◆ Your instructions
Strip the pictures and reproduce the rest of the listing exactly.

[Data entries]
╔══

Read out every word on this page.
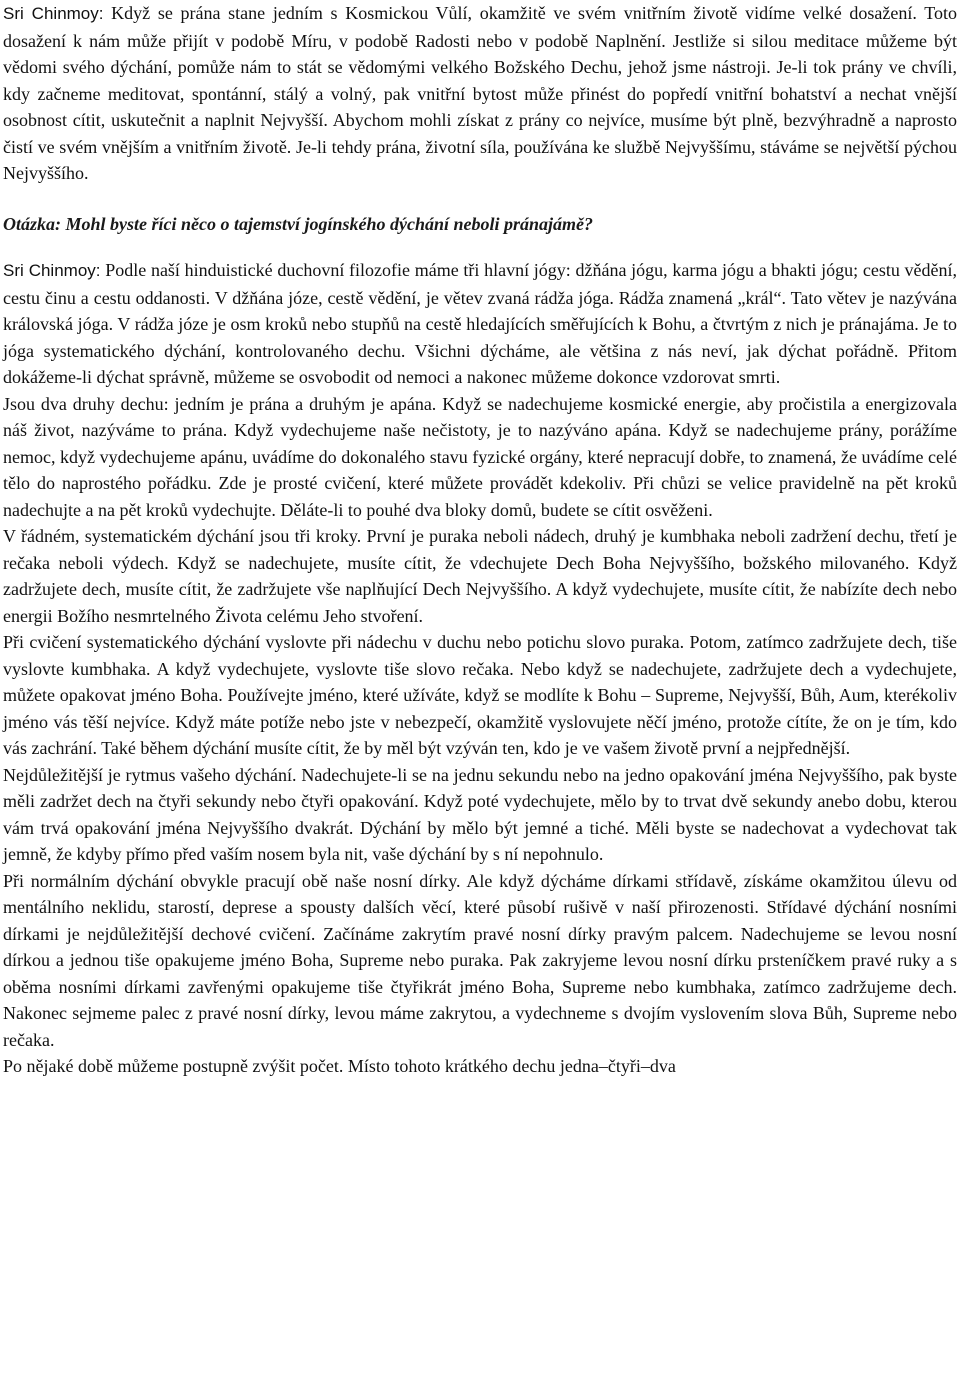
Sri Chinmoy: Když se prána stane jedním s Kosmickou Vůlí, okamžitě ve svém vnitřním životě vidíme velké dosažení. Toto dosažení k nám může přijít v podobě Míru, v podobě Radosti nebo v podobě Naplnění. Jestliže si silou meditace můžeme být vědomi svého dýchání, pomůže nám to stát se vědomými velkého Božského Dechu, jehož jsme nástroji. Je-li tok prány ve chvíli, kdy začneme meditovat, spontánní, stálý a volný, pak vnitřní bytost může přinést do popředí vnitřní bohatství a nechat vnější osobnost cítit, uskutečnit a naplnit Nejvyšší. Abychom mohli získat z prány co nejvíce, musíme být plně, bezvýhradně a naprosto čistí ve svém vnějším a vnitřním životě. Je-li tehdy prána, životní síla, používána ke službě Nejvyššímu, stáváme se největší pýchou Nejvyššího.

Otázka: Mohl byste říci něco o tajemství jogínského dýchání neboli pránajámě?

Sri Chinmoy: Podle naší hinduistické duchovní filozofie máme tři hlavní jógy: džňána jógu, karma jógu a bhakti jógu; cestu vědění, cestu činu a cestu oddanosti. V džňána józe, cestě vědění, je větev zvaná rádža jóga. Rádža znamená „král“. Tato větev je nazývána královská jóga. V rádža józe je osm kroků nebo stupňů na cestě hledajících směřujících k Bohu, a čtvrtým z nich je pránajáma. Je to jóga systematického dýchání, kontrolovaného dechu. Všichni dýcháme, ale většina z nás neví, jak dýchat pořádně. Přitom dokážeme-li dýchat správně, můžeme se osvobodit od nemoci a nakonec můžeme dokonce vzdorovat smrti.

Jsou dva druhy dechu: jedním je prána a druhým je apána. Když se nadechujeme kosmické energie, aby pročistila a energizovala náš život, nazýváme to prána. Když vydechujeme naše nečistoty, je to nazýváno apána. Když se nadechujeme prány, porážíme nemoc, když vydechujeme apánu, uvádíme do dokonalého stavu fyzické orgány, které nepracují dobře, to znamená, že uvádíme celé tělo do naprostého pořádku. Zde je prosté cvičení, které můžete provádět kdekoliv. Při chůzi se velice pravidelně na pět kroků nadechujte a na pět kroků vydechujte. Děláte-li to pouhé dva bloky domů, budete se cítit osvěženi.

V řádném, systematickém dýchání jsou tři kroky. První je puraka neboli nádech, druhý je kumbhaka neboli zadržení dechu, třetí je rečaka neboli výdech. Když se nadechujete, musíte cítit, že vdechujete Dech Boha Nejvyššího, božského milovaného. Když zadržujete dech, musíte cítit, že zadržujete vše naplňující Dech Nejvyššího. A když vydechujete, musíte cítit, že nabízíte dech nebo energii Božího nesmrtelného Života celému Jeho stvoření.

Při cvičení systematického dýchání vyslovte při nádechu v duchu nebo potichu slovo puraka. Potom, zatímco zadržujete dech, tiše vyslovte kumbhaka. A když vydechujete, vyslovte tiše slovo rečaka. Nebo když se nadechujete, zadržujete dech a vydechujete, můžete opakovat jméno Boha. Používejte jméno, které užíváte, když se modlíte k Bohu – Supreme, Nejvyšší, Bůh, Aum, kterékoliv jméno vás těší nejvíce. Když máte potíže nebo jste v nebezpečí, okamžitě vyslovujete něčí jméno, protože cítíte, že on je tím, kdo vás zachrání. Také během dýchání musíte cítit, že by měl být vzýván ten, kdo je ve vašem životě první a nejpřednější.

Nejdůležitější je rytmus vašeho dýchání. Nadechujete-li se na jednu sekundu nebo na jedno opakování jména Nejvyššího, pak byste měli zadržet dech na čtyři sekundy nebo čtyři opakování. Když poté vydechujete, mělo by to trvat dvě sekundy anebo dobu, kterou vám trvá opakování jména Nejvyššího dvakrát. Dýchání by mělo být jemné a tiché. Měli byste se nadechovat a vydechovat tak jemně, že kdyby přímo před vaším nosem byla nit, vaše dýchání by s ní nepohnulo.

Při normálním dýchání obvykle pracují obě naše nosní dírky. Ale když dýcháme dírkami střídavě, získáme okamžitou úlevu od mentálního neklidu, starostí, deprese a spousty dalších věcí, které působí rušivě v naší přirozenosti. Střídavé dýchání nosními dírkami je nejdůležitější dechové cvičení. Začínáme zakrytím pravé nosní dírky pravým palcem. Nadechujeme se levou nosní dírkou a jednou tiše opakujeme jméno Boha, Supreme nebo puraka. Pak zakryjeme levou nosní dírku prsteníčkem pravé ruky a s oběma nosními dírkami zavřenými opakujeme tiše čtyřikrát jméno Boha, Supreme nebo kumbhaka, zatímco zadržujeme dech. Nakonec sejmeme palec z pravé nosní dírky, levou máme zakrytou, a vydechneme s dvojím vyslovením slova Bůh, Supreme nebo rečaka.

Po nějaké době můžeme postupně zvýšit počet. Místo tohoto krátkého dechu jedna–čtyři–dva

╚══

◆ Solution to this exercise
Read out every word on this page.
Sri Chinmoy: Když se prána stane jedním s Kosmickou Vůlí, okamžitě ve svém vnitřním životě vidíme velké dosažení. Toto dosažení k nám může přijít v podobě Míru, v podobě Radosti nebo v podobě Naplnění. Jestliže si silou meditace můžeme být vědomi svého dýchání, pomůže nám to stát se vědomými velkého Božského Dechu, jehož jsme nástroji. Je-li tok prány ve chvíli, kdy začneme meditovat, spontánní, stálý a volný, pak vnitřní bytost může přinést do popředí vnitřní bohatství a nechat vnější osobnost cítit, uskutečnit a naplnit Nejvyšší. Abychom mohli získat z prány co nejvíce, musíme být plně, bezvýhradně a naprosto čistí ve svém vnějším a vnitřním životě. Je-li tehdy prána, životní síla, používána ke službě Nejvyššímu, stáváme se největší pýchou Nejvyššího.

Otázka: Mohl byste říci něco o tajemství jogínského dýchání neboli pránajámě?

Sri Chinmoy: Podle naší hinduistické duchovní filozofie máme tři hlavní jógy: džňána jógu, karma jógu a bhakti jógu; cestu vědění, cestu činu a cestu oddanosti. V džňána józe, cestě vědění, je větev zvaná rádža jóga. Rádža znamená „král“. Tato větev je nazývána královská jóga. V rádža józe je osm kroků nebo stupňů na cestě hledajících směřujících k Bohu, a čtvrtým z nich je pránajáma. Je to jóga systematického dýchání, kontrolovaného dechu. Všichni dýcháme, ale většina z nás neví, jak dýchat pořádně. Přitom dokážeme-li dýchat správně, můžeme se osvobodit od nemoci a nakonec můžeme dokonce vzdorovat smrti.

Jsou dva druhy dechu: jedním je prána a druhým je apána. Když se nadechujeme kosmické energie, aby pročistila a energizovala náš život, nazýváme to prána. Když vydechujeme naše nečistoty, je to nazýváno apána. Když se nadechujeme prány, porážíme nemoc, když vydechujeme apánu, uvádíme do dokonalého stavu fyzické orgány, které nepracují dobře, to znamená, že uvádíme celé tělo do naprostého pořádku. Zde je prosté cvičení, které můžete provádět kdekoliv. Při chůzi se velice pravidelně na pět kroků nadechujte a na pět kroků vydechujte. Děláte-li to pouhé dva bloky domů, budete se cítit osvěženi.

V řádném, systematickém dýchání jsou tři kroky. První je puraka neboli nádech, druhý je kumbhaka neboli zadržení dechu, třetí je rečaka neboli výdech. Když se nadechujete, musíte cítit, že vdechujete Dech Boha Nejvyššího, božského milovaného. Když zadržujete dech, musíte cítit, že zadržujete vše naplňující Dech Nejvyššího. A když vydechujete, musíte cítit, že nabízíte dech nebo energii Božího nesmrtelného Života celému Jeho stvoření.

Při cvičení systematického dýchání vyslovte při nádechu v duchu nebo potichu slovo puraka. Potom, zatímco zadržujete dech, tiše vyslovte kumbhaka. A když vydechujete, vyslovte tiše slovo rečaka. Nebo když se nadechujete, zadržujete dech a vydechujete, můžete opakovat jméno Boha. Používejte jméno, které užíváte, když se modlíte k Bohu – Supreme, Nejvyšší, Bůh, Aum, kterékoliv jméno vás těší nejvíce. Když máte potíže nebo jste v nebezpečí, okamžitě vyslovujete něčí jméno, protože cítíte, že on je tím, kdo vás zachrání. Také během dýchání musíte cítit, že by měl být vzýván ten, kdo je ve vašem životě první a nejpřednější.

Nejdůležitější je rytmus vašeho dýchání. Nadechujete-li se na jednu sekundu nebo na jedno opakování jména Nejvyššího, pak byste měli zadržet dech na čtyři sekundy nebo čtyři opakování. Když poté vydechujete, mělo by to trvat dvě sekundy anebo dobu, kterou vám trvá opakování jména Nejvyššího dvakrát. Dýchání by mělo být jemné a tiché. Měli byste se nadechovat a vydechovat tak jemně, že kdyby přímo před vaším nosem byla nit, vaše dýchání by s ní nepohnulo.

Při normálním dýchání obvykle pracují obě naše nosní dírky. Ale když dýcháme dírkami střídavě, získáme okamžitou úlevu od mentálního neklidu, starostí, deprese a spousty dalších věcí, které působí rušivě v naší přirozenosti. Střídavé dýchání nosními dírkami je nejdůležitější dechové cvičení. Začínáme zakrytím pravé nosní dírky pravým palcem. Nadechujeme se levou nosní dírkou a jednou tiše opakujeme jméno Boha, Supreme nebo puraka. Pak zakryjeme levou nosní dírku prsteníčkem pravé ruky a s oběma nosními dírkami zavřenými opakujeme tiše čtyřikrát jméno Boha, Supreme nebo kumbhaka, zatímco zadržujeme dech. Nakonec sejmeme palec z pravé nosní dírky, levou máme zakrytou, a vydechneme s dvojím vyslovením slova Bůh, Supreme nebo rečaka.

Po nějaké době můžeme postupně zvýšit počet. Místo tohoto krátkého dechu jedna–čtyři–dva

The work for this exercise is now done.